- **Set task**:
Exactly repeat the material, dropping only the pictures.
───── Task input ─────
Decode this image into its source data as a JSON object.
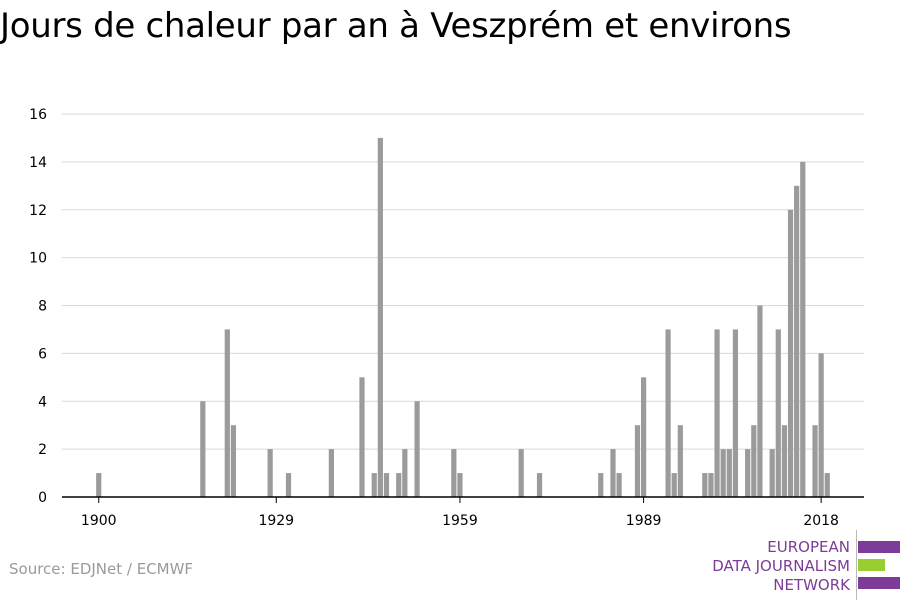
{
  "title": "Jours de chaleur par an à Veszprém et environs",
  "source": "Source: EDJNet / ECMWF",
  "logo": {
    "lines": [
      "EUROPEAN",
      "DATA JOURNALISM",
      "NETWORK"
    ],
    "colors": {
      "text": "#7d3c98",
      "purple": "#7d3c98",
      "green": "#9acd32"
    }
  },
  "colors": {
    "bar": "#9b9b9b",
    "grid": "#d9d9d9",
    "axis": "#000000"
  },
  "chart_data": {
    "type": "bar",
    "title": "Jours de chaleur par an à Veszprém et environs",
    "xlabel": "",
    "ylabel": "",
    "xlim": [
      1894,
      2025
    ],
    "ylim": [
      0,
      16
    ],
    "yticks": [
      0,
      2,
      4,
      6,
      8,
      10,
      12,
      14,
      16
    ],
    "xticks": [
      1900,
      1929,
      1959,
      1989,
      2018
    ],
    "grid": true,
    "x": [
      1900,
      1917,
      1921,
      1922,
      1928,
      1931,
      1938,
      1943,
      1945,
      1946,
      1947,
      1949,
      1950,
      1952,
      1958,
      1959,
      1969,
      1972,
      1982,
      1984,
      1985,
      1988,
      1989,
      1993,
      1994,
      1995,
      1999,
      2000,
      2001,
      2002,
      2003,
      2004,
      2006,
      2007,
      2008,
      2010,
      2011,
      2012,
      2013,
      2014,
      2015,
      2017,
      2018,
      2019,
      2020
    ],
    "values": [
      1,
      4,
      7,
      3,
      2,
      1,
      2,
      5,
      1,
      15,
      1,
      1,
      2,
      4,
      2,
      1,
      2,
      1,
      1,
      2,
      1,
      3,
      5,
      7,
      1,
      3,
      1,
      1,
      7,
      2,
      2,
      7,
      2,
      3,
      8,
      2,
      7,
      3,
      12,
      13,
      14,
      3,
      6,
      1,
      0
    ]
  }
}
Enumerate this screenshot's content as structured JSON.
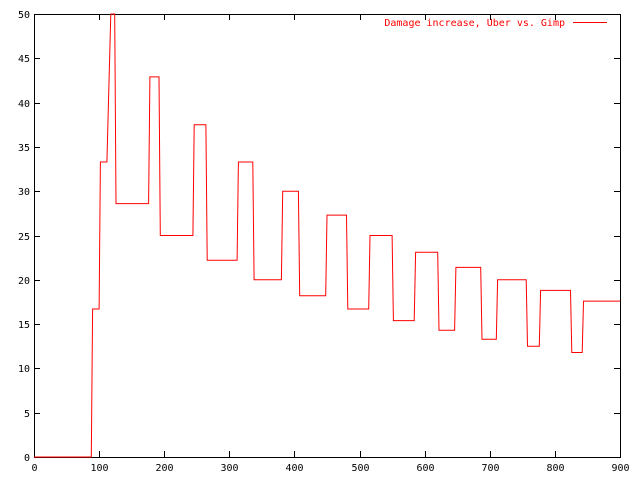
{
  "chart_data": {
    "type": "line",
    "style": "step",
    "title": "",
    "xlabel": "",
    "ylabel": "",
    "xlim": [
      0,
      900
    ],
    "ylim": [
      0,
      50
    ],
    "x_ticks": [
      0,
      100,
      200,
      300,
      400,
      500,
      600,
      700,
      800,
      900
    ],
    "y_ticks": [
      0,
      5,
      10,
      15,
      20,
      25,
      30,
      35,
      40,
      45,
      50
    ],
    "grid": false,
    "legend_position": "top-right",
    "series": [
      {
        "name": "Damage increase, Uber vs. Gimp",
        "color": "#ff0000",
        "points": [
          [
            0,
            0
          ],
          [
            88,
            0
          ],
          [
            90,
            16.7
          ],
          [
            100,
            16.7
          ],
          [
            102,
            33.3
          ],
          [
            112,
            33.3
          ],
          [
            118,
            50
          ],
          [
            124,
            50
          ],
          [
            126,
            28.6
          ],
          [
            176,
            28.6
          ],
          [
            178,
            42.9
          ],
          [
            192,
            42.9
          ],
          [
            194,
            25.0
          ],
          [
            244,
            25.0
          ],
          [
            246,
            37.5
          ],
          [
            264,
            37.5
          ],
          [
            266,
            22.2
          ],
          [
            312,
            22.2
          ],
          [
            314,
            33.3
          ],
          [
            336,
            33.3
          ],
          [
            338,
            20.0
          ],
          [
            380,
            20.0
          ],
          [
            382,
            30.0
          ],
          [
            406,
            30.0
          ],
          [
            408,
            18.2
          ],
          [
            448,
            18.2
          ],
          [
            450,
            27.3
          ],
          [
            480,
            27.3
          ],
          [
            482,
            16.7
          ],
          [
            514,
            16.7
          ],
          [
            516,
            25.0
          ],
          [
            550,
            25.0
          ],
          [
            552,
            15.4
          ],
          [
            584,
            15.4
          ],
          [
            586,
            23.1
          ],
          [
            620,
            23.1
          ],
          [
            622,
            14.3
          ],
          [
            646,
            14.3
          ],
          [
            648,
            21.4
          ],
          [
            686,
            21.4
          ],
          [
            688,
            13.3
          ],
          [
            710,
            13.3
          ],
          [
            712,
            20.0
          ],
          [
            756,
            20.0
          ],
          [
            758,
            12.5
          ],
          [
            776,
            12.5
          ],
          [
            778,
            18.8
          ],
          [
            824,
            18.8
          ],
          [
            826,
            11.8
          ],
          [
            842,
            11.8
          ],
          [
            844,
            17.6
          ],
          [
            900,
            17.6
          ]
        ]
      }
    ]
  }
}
─────
- **The result**:
Decode this image into its source data as a JSON object.
{
  "title": "Jours de chaleur par an à Veszprém et environs",
  "source": "Source: EDJNet / ECMWF",
  "logo": {
    "lines": [
      "EUROPEAN",
      "DATA JOURNALISM",
      "NETWORK"
    ],
    "colors": {
      "text": "#7d3c98",
      "purple": "#7d3c98",
      "green": "#9acd32"
    }
  },
  "colors": {
    "bar": "#9b9b9b",
    "grid": "#d9d9d9",
    "axis": "#000000"
  },
  "chart_data": {
    "type": "bar",
    "title": "Jours de chaleur par an à Veszprém et environs",
    "xlabel": "",
    "ylabel": "",
    "xlim": [
      1894,
      2025
    ],
    "ylim": [
      0,
      16
    ],
    "yticks": [
      0,
      2,
      4,
      6,
      8,
      10,
      12,
      14,
      16
    ],
    "xticks": [
      1900,
      1929,
      1959,
      1989,
      2018
    ],
    "grid": true,
    "x": [
      1900,
      1917,
      1921,
      1922,
      1928,
      1931,
      1938,
      1943,
      1945,
      1946,
      1947,
      1949,
      1950,
      1952,
      1958,
      1959,
      1969,
      1972,
      1982,
      1984,
      1985,
      1988,
      1989,
      1993,
      1994,
      1995,
      1999,
      2000,
      2001,
      2002,
      2003,
      2004,
      2006,
      2007,
      2008,
      2010,
      2011,
      2012,
      2013,
      2014,
      2015,
      2017,
      2018,
      2019,
      2020
    ],
    "values": [
      1,
      4,
      7,
      3,
      2,
      1,
      2,
      5,
      1,
      15,
      1,
      1,
      2,
      4,
      2,
      1,
      2,
      1,
      1,
      2,
      1,
      3,
      5,
      7,
      1,
      3,
      1,
      1,
      7,
      2,
      2,
      7,
      2,
      3,
      8,
      2,
      7,
      3,
      12,
      13,
      14,
      3,
      6,
      1,
      0
    ]
  }
}
Enumerate this screenshot's content as structured JSON.
{
  "chart_data": {
    "type": "line",
    "style": "step",
    "title": "",
    "xlabel": "",
    "ylabel": "",
    "xlim": [
      0,
      900
    ],
    "ylim": [
      0,
      50
    ],
    "x_ticks": [
      0,
      100,
      200,
      300,
      400,
      500,
      600,
      700,
      800,
      900
    ],
    "y_ticks": [
      0,
      5,
      10,
      15,
      20,
      25,
      30,
      35,
      40,
      45,
      50
    ],
    "grid": false,
    "legend_position": "top-right",
    "series": [
      {
        "name": "Damage increase, Uber vs. Gimp",
        "color": "#ff0000",
        "points": [
          [
            0,
            0
          ],
          [
            88,
            0
          ],
          [
            90,
            16.7
          ],
          [
            100,
            16.7
          ],
          [
            102,
            33.3
          ],
          [
            112,
            33.3
          ],
          [
            118,
            50
          ],
          [
            124,
            50
          ],
          [
            126,
            28.6
          ],
          [
            176,
            28.6
          ],
          [
            178,
            42.9
          ],
          [
            192,
            42.9
          ],
          [
            194,
            25.0
          ],
          [
            244,
            25.0
          ],
          [
            246,
            37.5
          ],
          [
            264,
            37.5
          ],
          [
            266,
            22.2
          ],
          [
            312,
            22.2
          ],
          [
            314,
            33.3
          ],
          [
            336,
            33.3
          ],
          [
            338,
            20.0
          ],
          [
            380,
            20.0
          ],
          [
            382,
            30.0
          ],
          [
            406,
            30.0
          ],
          [
            408,
            18.2
          ],
          [
            448,
            18.2
          ],
          [
            450,
            27.3
          ],
          [
            480,
            27.3
          ],
          [
            482,
            16.7
          ],
          [
            514,
            16.7
          ],
          [
            516,
            25.0
          ],
          [
            550,
            25.0
          ],
          [
            552,
            15.4
          ],
          [
            584,
            15.4
          ],
          [
            586,
            23.1
          ],
          [
            620,
            23.1
          ],
          [
            622,
            14.3
          ],
          [
            646,
            14.3
          ],
          [
            648,
            21.4
          ],
          [
            686,
            21.4
          ],
          [
            688,
            13.3
          ],
          [
            710,
            13.3
          ],
          [
            712,
            20.0
          ],
          [
            756,
            20.0
          ],
          [
            758,
            12.5
          ],
          [
            776,
            12.5
          ],
          [
            778,
            18.8
          ],
          [
            824,
            18.8
          ],
          [
            826,
            11.8
          ],
          [
            842,
            11.8
          ],
          [
            844,
            17.6
          ],
          [
            900,
            17.6
          ]
        ]
      }
    ]
  }
}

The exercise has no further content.